EXERCISE INPUT
* * *

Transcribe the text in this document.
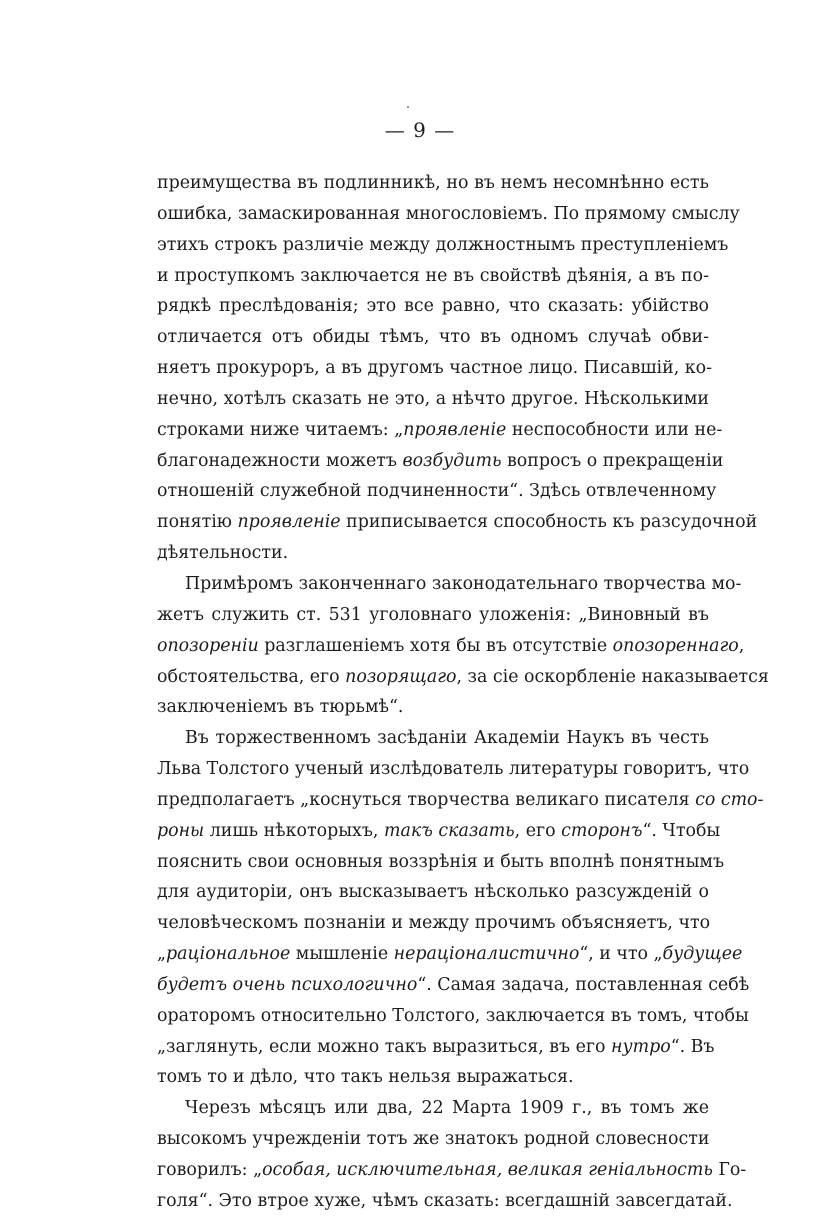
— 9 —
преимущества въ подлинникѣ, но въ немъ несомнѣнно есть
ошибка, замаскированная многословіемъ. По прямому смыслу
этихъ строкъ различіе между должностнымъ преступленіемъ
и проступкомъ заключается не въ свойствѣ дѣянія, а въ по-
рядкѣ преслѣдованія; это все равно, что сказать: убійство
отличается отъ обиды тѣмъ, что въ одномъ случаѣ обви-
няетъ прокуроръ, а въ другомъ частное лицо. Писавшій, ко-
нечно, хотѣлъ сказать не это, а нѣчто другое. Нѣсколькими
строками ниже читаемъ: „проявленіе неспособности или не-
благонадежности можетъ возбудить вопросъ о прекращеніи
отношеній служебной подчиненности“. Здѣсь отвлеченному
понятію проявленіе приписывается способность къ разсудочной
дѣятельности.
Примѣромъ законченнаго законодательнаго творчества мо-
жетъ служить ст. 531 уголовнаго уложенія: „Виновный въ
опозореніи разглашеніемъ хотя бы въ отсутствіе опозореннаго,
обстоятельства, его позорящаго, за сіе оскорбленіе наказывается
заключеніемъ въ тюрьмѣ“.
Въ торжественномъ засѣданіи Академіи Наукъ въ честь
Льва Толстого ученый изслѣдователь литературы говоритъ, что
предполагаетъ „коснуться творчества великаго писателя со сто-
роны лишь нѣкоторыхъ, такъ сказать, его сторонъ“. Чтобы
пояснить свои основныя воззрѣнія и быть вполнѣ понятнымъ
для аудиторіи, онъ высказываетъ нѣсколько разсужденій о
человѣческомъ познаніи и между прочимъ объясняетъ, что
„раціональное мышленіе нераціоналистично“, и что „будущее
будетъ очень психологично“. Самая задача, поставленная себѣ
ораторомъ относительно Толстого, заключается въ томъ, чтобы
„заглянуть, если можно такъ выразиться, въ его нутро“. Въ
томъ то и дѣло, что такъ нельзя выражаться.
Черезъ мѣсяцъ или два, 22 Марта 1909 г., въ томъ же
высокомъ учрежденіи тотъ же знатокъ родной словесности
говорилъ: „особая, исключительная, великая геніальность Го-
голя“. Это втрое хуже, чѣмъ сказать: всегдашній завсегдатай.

* * *

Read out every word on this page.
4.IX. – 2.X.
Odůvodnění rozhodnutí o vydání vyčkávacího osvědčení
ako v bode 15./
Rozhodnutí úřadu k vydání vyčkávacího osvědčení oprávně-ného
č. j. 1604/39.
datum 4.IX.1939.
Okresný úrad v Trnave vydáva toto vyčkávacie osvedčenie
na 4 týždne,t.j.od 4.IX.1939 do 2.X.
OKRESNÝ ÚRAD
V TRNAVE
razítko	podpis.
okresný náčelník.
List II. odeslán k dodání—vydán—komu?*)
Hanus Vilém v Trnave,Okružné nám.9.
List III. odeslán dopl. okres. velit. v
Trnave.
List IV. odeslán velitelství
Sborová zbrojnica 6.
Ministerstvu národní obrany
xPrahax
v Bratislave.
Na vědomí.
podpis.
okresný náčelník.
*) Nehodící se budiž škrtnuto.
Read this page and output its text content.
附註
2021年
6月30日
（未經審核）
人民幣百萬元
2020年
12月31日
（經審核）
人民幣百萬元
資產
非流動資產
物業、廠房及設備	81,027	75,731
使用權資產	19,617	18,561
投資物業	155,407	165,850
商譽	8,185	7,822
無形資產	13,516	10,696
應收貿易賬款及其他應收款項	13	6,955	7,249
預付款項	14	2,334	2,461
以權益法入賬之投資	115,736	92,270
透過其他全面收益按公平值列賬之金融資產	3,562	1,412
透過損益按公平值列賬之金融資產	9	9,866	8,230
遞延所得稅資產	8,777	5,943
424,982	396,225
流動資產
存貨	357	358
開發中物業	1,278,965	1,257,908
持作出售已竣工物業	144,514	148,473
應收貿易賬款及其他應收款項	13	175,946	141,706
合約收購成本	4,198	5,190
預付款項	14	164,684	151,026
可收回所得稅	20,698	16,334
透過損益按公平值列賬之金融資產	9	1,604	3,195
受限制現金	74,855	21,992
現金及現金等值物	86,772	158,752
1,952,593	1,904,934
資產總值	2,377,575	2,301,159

* * *

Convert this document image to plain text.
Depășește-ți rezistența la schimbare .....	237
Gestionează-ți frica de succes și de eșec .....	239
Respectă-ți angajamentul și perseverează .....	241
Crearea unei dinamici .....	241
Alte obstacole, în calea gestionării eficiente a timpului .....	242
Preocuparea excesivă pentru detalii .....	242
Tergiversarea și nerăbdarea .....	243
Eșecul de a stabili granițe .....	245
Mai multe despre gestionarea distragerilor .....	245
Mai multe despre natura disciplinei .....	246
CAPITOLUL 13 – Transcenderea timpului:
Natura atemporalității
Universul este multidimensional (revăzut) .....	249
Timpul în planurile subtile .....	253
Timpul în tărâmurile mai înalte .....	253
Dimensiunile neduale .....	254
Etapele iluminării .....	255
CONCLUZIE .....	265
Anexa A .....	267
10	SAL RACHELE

* * *

SET TASK
Isolate the lines that hold the word "despre" and copy all of them.

FINISHED EXERCISE
Mai multe despre gestionarea distragerilor .....	245
Mai multe despre natura disciplinei .....	246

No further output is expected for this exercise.